- _OBJECTIVE_: Go through the data below and gather each line containing "content".

[Raw records]
===============

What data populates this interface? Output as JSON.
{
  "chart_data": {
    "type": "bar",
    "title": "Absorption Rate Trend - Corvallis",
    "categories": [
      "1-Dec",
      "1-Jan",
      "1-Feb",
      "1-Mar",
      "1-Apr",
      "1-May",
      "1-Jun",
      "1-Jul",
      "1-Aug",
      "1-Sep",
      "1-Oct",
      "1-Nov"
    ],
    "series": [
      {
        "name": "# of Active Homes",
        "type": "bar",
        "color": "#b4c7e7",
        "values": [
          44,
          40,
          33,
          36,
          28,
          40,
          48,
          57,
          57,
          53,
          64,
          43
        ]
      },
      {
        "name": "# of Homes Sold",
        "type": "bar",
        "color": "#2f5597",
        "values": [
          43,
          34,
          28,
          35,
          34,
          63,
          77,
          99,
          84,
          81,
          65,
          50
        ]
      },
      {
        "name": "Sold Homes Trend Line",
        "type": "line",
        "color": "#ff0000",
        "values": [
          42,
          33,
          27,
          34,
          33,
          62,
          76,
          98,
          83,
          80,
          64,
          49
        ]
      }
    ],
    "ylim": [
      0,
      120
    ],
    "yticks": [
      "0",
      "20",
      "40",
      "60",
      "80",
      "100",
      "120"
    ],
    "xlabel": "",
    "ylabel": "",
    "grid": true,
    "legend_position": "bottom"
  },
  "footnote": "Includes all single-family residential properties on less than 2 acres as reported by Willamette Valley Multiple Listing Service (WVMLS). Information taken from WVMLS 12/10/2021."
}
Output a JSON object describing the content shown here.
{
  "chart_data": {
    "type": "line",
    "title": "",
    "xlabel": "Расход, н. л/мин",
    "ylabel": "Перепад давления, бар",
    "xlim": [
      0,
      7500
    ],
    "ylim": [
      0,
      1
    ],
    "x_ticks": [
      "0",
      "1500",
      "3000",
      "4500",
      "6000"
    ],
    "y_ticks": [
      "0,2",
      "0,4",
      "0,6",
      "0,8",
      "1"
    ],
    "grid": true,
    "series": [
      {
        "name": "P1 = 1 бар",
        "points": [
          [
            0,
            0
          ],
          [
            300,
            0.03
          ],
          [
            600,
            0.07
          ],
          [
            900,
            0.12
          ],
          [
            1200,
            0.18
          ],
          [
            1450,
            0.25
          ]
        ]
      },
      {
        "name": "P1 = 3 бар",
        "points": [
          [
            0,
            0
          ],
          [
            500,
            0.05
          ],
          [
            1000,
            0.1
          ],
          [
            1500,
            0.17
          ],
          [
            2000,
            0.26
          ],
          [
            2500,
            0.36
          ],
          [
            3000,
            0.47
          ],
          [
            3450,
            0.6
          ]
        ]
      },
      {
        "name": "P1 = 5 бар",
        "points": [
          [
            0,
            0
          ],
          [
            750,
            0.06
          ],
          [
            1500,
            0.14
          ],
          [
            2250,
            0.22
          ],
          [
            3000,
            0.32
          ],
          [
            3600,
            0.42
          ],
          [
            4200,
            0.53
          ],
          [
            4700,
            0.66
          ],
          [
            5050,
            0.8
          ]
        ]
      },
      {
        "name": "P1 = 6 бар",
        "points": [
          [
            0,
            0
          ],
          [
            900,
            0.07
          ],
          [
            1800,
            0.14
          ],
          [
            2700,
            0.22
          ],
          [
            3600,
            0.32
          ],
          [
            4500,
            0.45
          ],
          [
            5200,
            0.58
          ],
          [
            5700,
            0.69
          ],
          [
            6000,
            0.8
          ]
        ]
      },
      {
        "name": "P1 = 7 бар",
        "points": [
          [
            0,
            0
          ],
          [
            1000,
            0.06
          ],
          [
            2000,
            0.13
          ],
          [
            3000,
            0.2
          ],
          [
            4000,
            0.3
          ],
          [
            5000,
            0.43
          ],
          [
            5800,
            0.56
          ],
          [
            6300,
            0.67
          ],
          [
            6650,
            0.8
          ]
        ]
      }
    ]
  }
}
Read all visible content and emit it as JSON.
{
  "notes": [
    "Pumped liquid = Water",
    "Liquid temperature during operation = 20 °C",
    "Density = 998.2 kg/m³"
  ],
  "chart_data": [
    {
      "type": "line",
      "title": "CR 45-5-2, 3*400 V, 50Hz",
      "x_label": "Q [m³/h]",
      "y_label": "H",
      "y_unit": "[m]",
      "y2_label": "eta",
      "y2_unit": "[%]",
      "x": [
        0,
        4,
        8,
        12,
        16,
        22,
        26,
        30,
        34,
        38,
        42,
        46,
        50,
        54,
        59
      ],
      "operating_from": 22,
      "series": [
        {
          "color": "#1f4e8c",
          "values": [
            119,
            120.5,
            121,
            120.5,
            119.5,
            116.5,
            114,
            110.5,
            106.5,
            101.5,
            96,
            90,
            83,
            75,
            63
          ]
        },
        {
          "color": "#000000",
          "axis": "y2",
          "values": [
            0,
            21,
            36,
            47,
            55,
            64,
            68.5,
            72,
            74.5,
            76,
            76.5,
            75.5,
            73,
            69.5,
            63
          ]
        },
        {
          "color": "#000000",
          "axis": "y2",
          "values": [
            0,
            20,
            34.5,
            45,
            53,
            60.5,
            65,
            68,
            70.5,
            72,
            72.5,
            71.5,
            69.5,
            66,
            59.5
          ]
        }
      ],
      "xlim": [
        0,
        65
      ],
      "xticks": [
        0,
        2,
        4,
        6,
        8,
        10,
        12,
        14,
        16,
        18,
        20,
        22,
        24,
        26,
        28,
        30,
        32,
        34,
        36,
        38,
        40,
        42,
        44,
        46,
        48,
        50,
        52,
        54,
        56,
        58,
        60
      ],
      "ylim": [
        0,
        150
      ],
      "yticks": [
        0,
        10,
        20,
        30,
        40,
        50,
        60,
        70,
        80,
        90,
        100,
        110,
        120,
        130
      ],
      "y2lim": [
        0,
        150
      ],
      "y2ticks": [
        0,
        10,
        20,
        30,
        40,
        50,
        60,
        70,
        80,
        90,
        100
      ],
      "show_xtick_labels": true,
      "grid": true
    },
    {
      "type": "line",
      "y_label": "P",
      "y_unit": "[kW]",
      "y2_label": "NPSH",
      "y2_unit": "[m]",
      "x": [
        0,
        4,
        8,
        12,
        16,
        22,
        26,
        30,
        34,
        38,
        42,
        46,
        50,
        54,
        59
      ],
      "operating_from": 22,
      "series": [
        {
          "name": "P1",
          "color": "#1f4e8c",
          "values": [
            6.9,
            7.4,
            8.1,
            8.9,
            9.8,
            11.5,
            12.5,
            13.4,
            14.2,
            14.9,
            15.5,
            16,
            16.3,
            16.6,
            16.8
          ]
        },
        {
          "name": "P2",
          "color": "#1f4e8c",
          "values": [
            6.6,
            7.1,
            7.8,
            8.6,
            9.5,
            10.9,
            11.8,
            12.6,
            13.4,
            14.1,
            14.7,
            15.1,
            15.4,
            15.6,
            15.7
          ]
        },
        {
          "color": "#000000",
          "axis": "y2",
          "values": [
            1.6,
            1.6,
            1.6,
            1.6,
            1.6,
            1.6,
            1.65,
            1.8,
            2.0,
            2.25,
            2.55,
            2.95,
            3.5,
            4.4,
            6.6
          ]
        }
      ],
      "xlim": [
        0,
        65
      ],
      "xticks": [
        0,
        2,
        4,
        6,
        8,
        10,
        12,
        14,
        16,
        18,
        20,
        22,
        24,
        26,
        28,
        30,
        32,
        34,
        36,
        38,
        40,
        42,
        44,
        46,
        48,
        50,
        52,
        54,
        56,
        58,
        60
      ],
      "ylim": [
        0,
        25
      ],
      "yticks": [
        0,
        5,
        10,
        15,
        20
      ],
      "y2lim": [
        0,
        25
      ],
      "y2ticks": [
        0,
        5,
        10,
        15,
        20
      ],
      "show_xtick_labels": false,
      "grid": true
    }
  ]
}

===============

- _RESULT OF THE TASK_:
Output a JSON object describing the content shown here.
Read all visible content and emit it as JSON.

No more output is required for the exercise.